◆ Given task
Leaving the pictures aside, transcribe every line below exactly.
>>
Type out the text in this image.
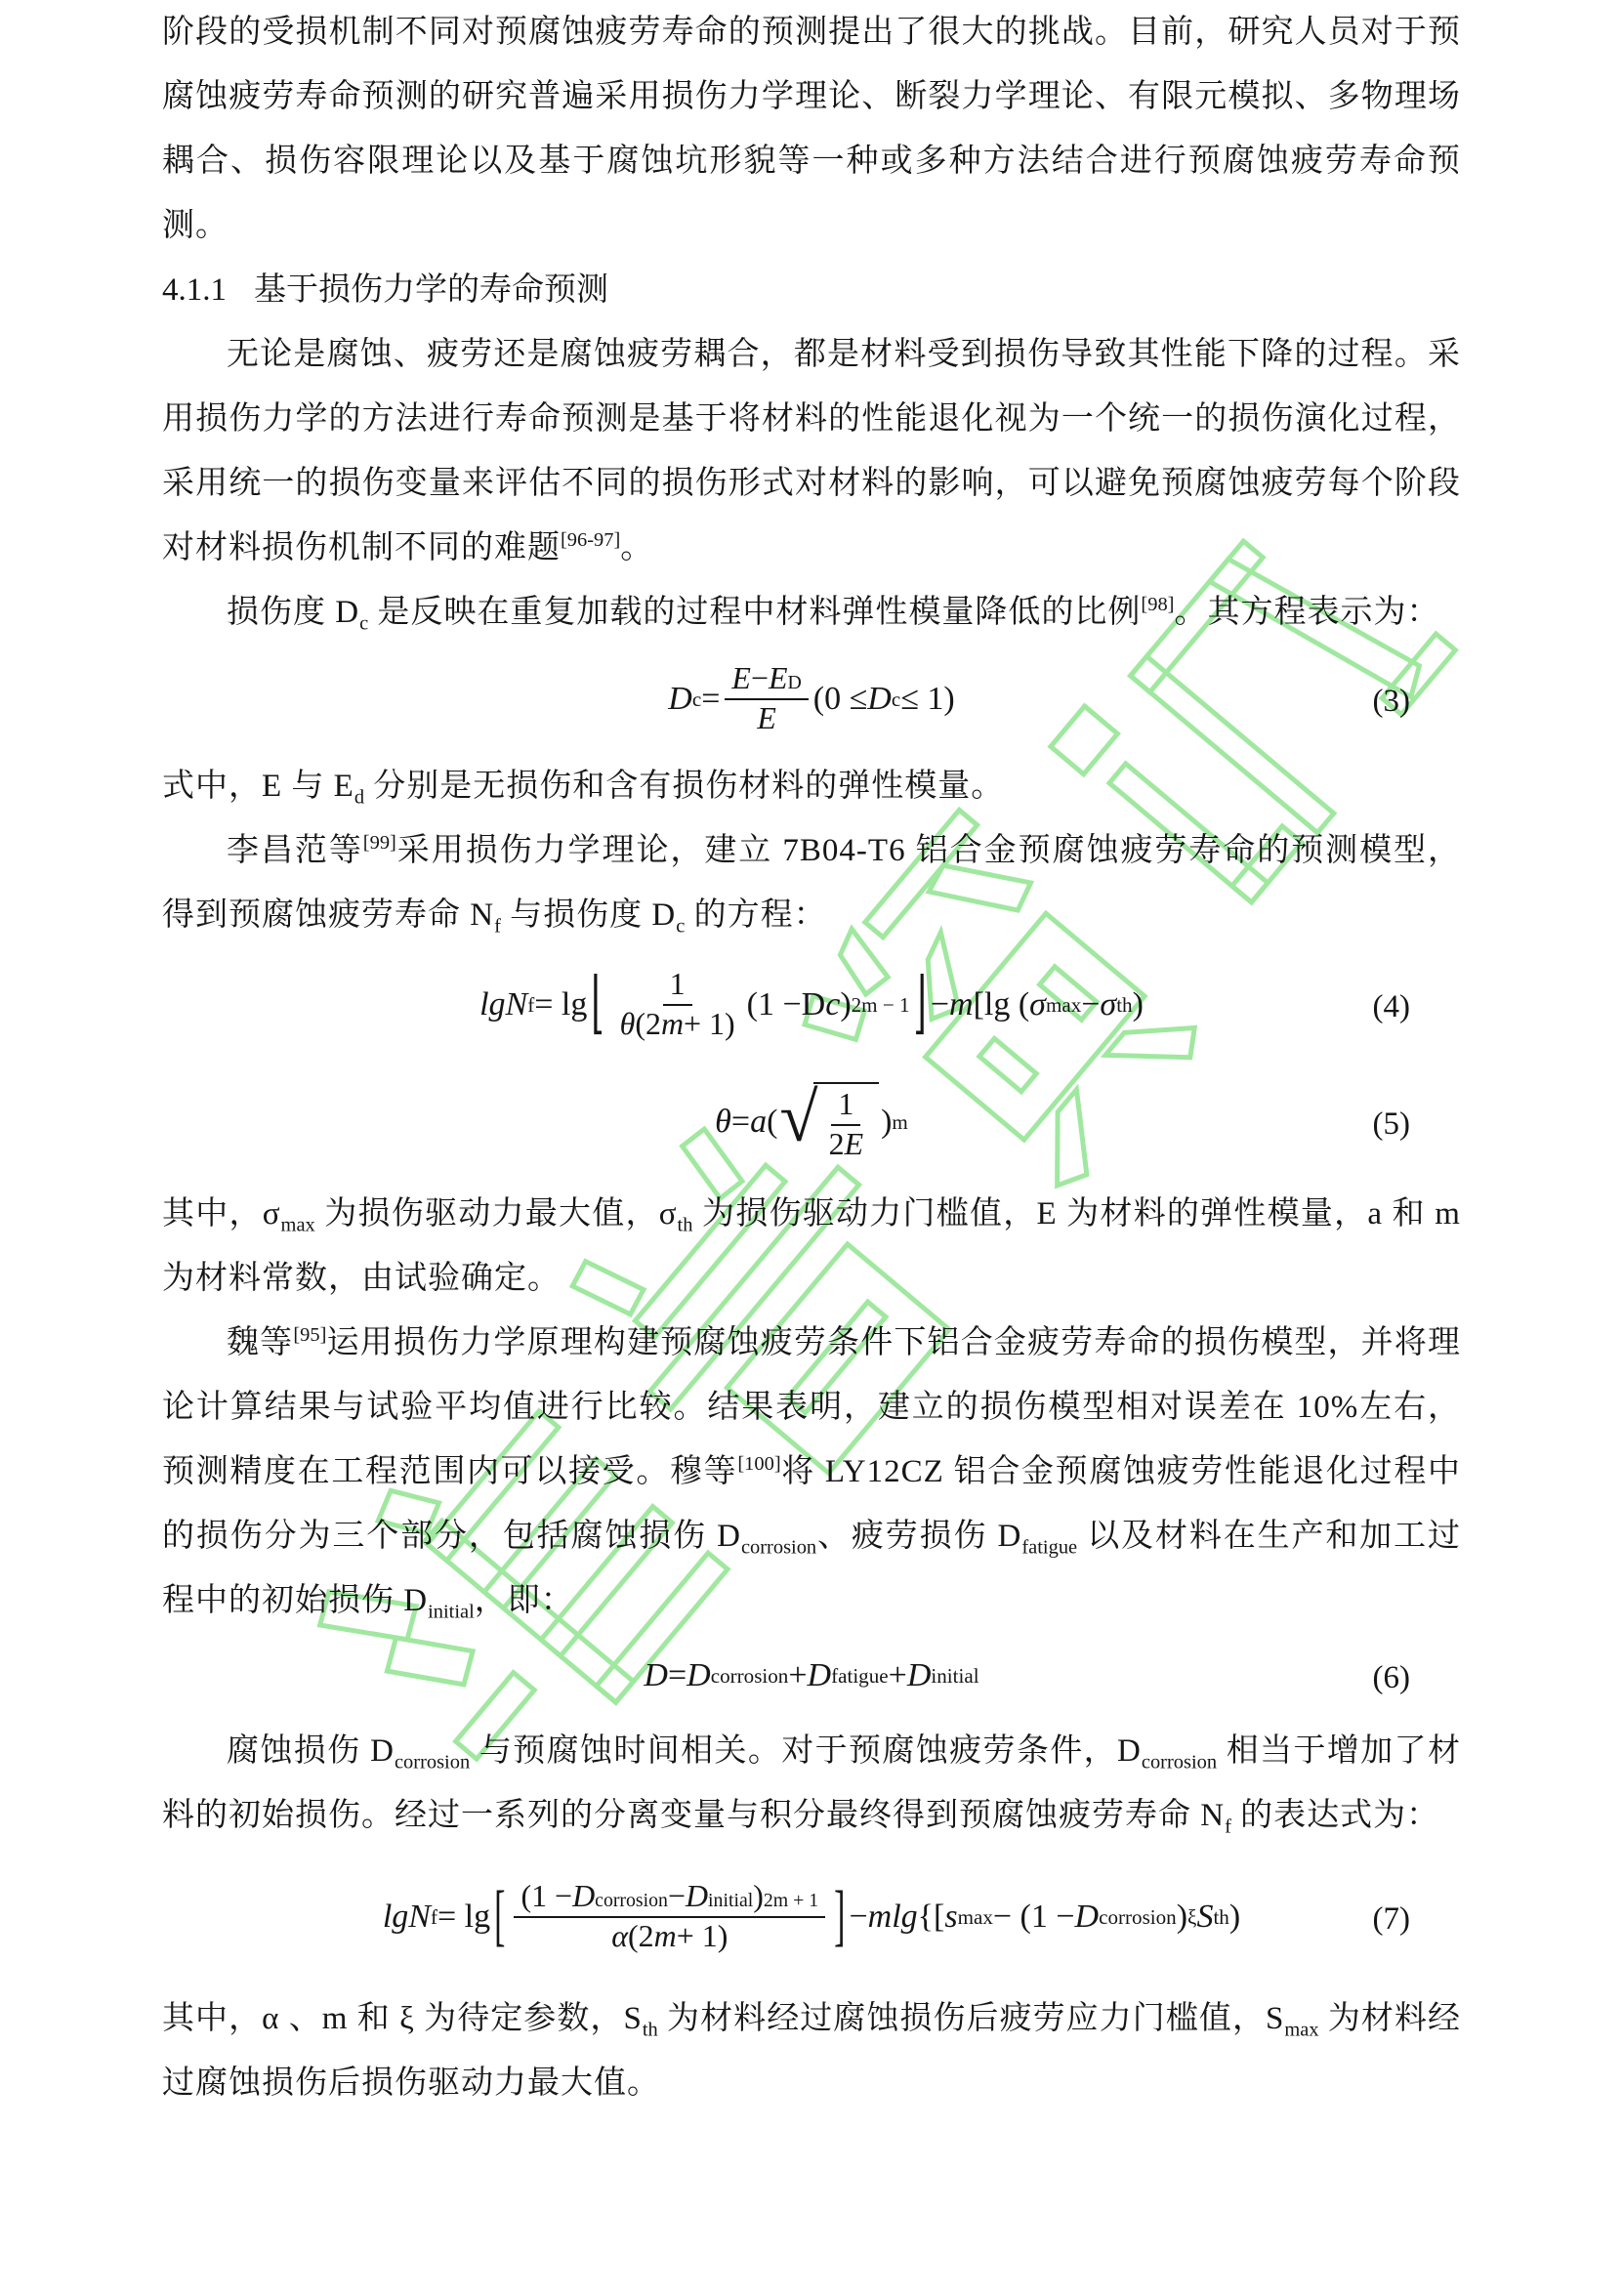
阶段的受损机制不同对预腐蚀疲劳寿命的预测提出了很大的挑战。目前，研究人员对于预腐蚀疲劳寿命预测的研究普遍采用损伤力学理论、断裂力学理论、有限元模拟、多物理场耦合、损伤容限理论以及基于腐蚀坑形貌等一种或多种方法结合进行预腐蚀疲劳寿命预测。

4.1.1 基于损伤力学的寿命预测

无论是腐蚀、疲劳还是腐蚀疲劳耦合，都是材料受到损伤导致其性能下降的过程。采用损伤力学的方法进行寿命预测是基于将材料的性能退化视为一个统一的损伤演化过程，采用统一的损伤变量来评估不同的损伤形式对材料的影响，可以避免预腐蚀疲劳每个阶段对材料损伤机制不同的难题[96-97]。

损伤度 $D_c$ 是反映在重复加载的过程中材料弹性模量降低的比例[98]。其方程表示为：

D $c = \frac{\text{E − E D}}{E} (0 \le D$ c ≤ 1)	(3)

式中，E 与 $E_d$ 分别是无损伤和含有损伤材料的弹性模量。

李昌范等[99]采用损伤力学理论，建立 7B04-T6 铝合金预腐蚀疲劳寿命的预测模型，得到预腐蚀疲劳寿命 $N_f$ 与损伤度 $D_c$ 的方程：

lgN f = lg ⌊ $\frac{1}{\theta (2 m + 1)} (1 - D$ c ) 2m − 1 ⌋ − m [lg ( σ max − σ th )	(4)
θ = a ( √ $\frac{1}{2 E}$ ) m	(5)

其中，$\sigma_{max}$ 为损伤驱动力最大值，$\sigma_{th}$ 为损伤驱动力门槛值，E 为材料的弹性模量，a 和 m 为材料常数，由试验确定。

魏等[95]运用损伤力学原理构建预腐蚀疲劳条件下铝合金疲劳寿命的损伤模型，并将理论计算结果与试验平均值进行比较。结果表明，建立的损伤模型相对误差在 10%左右，预测精度在工程范围内可以接受。穆等[100]将 LY12CZ 铝合金预腐蚀疲劳性能退化过程中的损伤分为三个部分，包括腐蚀损伤 $D_{corrosion}$、疲劳损伤 $D_{fatigue}$ 以及材料在生产和加工过程中的初始损伤 $D_{initial}$，即：

D = D corrosion + D fatigue + D initial	(6)

腐蚀损伤 $D_{corrosion}$ 与预腐蚀时间相关。对于预腐蚀疲劳条件，$D_{corrosion}$ 相当于增加了材料的初始损伤。经过一系列的分离变量与积分最终得到预腐蚀疲劳寿命 $N_f$ 的表达式为：

lgN f = lg [ $\frac{\text{(1 − D corrosion − D initial ) 2m + 1}}{\alpha (2 m + 1)}$ ] − mlg {[ s max − (1 − D corrosion ) ξ S th )	(7)

其中，α 、m 和 ξ 为待定参数，$S_{th}$ 为材料经过腐蚀损伤后疲劳应力门槛值，$S_{max}$ 为材料经过腐蚀损伤后损伤驱动力最大值。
<<
◆ Complete answer
Type out the text in this image.
阶段的受损机制不同对预腐蚀疲劳寿命的预测提出了很大的挑战。目前，研究人员对于预腐蚀疲劳寿命预测的研究普遍采用损伤力学理论、断裂力学理论、有限元模拟、多物理场耦合、损伤容限理论以及基于腐蚀坑形貌等一种或多种方法结合进行预腐蚀疲劳寿命预测。

4.1.1 基于损伤力学的寿命预测

无论是腐蚀、疲劳还是腐蚀疲劳耦合，都是材料受到损伤导致其性能下降的过程。采用损伤力学的方法进行寿命预测是基于将材料的性能退化视为一个统一的损伤演化过程，采用统一的损伤变量来评估不同的损伤形式对材料的影响，可以避免预腐蚀疲劳每个阶段对材料损伤机制不同的难题[96-97]。

损伤度 $D_c$ 是反映在重复加载的过程中材料弹性模量降低的比例[98]。其方程表示为：

D $c = \frac{\text{E − E D}}{E} (0 \le D$ c ≤ 1)	(3)

式中，E 与 $E_d$ 分别是无损伤和含有损伤材料的弹性模量。

李昌范等[99]采用损伤力学理论，建立 7B04-T6 铝合金预腐蚀疲劳寿命的预测模型，得到预腐蚀疲劳寿命 $N_f$ 与损伤度 $D_c$ 的方程：

lgN f = lg ⌊ $\frac{1}{\theta (2 m + 1)} (1 - D$ c ) 2m − 1 ⌋ − m [lg ( σ max − σ th )	(4)
θ = a ( √ $\frac{1}{2 E}$ ) m	(5)

其中，$\sigma_{max}$ 为损伤驱动力最大值，$\sigma_{th}$ 为损伤驱动力门槛值，E 为材料的弹性模量，a 和 m 为材料常数，由试验确定。

魏等[95]运用损伤力学原理构建预腐蚀疲劳条件下铝合金疲劳寿命的损伤模型，并将理论计算结果与试验平均值进行比较。结果表明，建立的损伤模型相对误差在 10%左右，预测精度在工程范围内可以接受。穆等[100]将 LY12CZ 铝合金预腐蚀疲劳性能退化过程中的损伤分为三个部分，包括腐蚀损伤 $D_{corrosion}$、疲劳损伤 $D_{fatigue}$ 以及材料在生产和加工过程中的初始损伤 $D_{initial}$，即：

D = D corrosion + D fatigue + D initial	(6)

腐蚀损伤 $D_{corrosion}$ 与预腐蚀时间相关。对于预腐蚀疲劳条件，$D_{corrosion}$ 相当于增加了材料的初始损伤。经过一系列的分离变量与积分最终得到预腐蚀疲劳寿命 $N_f$ 的表达式为：

lgN f = lg [ $\frac{\text{(1 − D corrosion − D initial ) 2m + 1}}{\alpha (2 m + 1)}$ ] − mlg {[ s max − (1 − D corrosion ) ξ S th )	(7)

其中，α 、m 和 ξ 为待定参数，$S_{th}$ 为材料经过腐蚀损伤后疲劳应力门槛值，$S_{max}$ 为材料经过腐蚀损伤后损伤驱动力最大值。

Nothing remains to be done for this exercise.